▸ **Required work**
A. In the passage about being shy, what did the friend's wife point out to argue that the writer is not shy?
B. Extend the passage about being shy, picking up right after its final sentence.

▸ **Document passage**
+===+

In this society, I think there is pressure for someone who has a shy friend to
label them not shy. Maybe because it makes them feel better. To put inordinate
emphasis on examples of their friend not being shy to support their argument
that the friend is not shy. I think, in general, people will bolster whatever
argument they want to bolster. To some friends, I may come across as not shy -
but the reality is: Even though I do like being around people, as much I may
regret/feel the pangs of being lonely sometimes, I prefer solitude and hiding
in my cave regularly. Maybe that is being shy.

As an example, the other day, I was referencing being shy and my friend's wife
called me out on it. She claimed that I knew a lot of people (true) in a large
number of areas (true). If I am not shy, then how did I meet these people? My
answer was that I when I get focused on a project (be it, salsa dancing,
learning how to draw/paint, helping a non-profit) - I get uber focused. In
this situations, I draw people in because I am supremely interested in soaking
up as much as I can about the project du jour. I recognize that I don't know
much - I excel in situations where I don't know much but want to know more -
and I find, especially, in non-technology situations - that you can't just
Google it - you have to talk to actual people. However, most of these people I
know - it is a very loose connection - we're not friends per se just friendly.

+===+

▸ **Data excerpt**
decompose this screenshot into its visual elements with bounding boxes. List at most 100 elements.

+===+

▸ **Responses per task**
A. She said the writer knows a lot of people in a large number of areas.

B.
I just know lots of people because I have lots of interests.

I can't talk sports (didn't grow up watching football on TV like many of my
peers). I can't talk politics. But I am an extremely good listener - I can
draw people out on a one-to-one basis and get them to really talk about what
is important to them. Not always, of course (I usually have my force fields
up). However, being able to connect with someone on a non-superficial basis is
a joy in my life - and it usually happens within minutes - when it happens. It
is much harder to engage a group. In fact, at parties, I will be intensely
soaking up the conversation (saying nothing but totally being a sponge) and my
friends (extroverts) will ask me later - very annoying btw - whether I am
having a good time. Usually, I am because I love hearing about other people's
lives. In a group situation, I am definitely more passive - and could be seen
as a non-participant. And in a way, I am. But I am listening to _everyone_ and
_everything_.

So I am not shy on a one-to-one basis. Does that count?

When I look at true extroverts, I marvel at their ability to work the room. To
seamlessly jump from group to group. That skill can be taught - but it is more
than a skill - it is a leap beyond being wrapped up in yourself, thinking that
everyone is thinking about you.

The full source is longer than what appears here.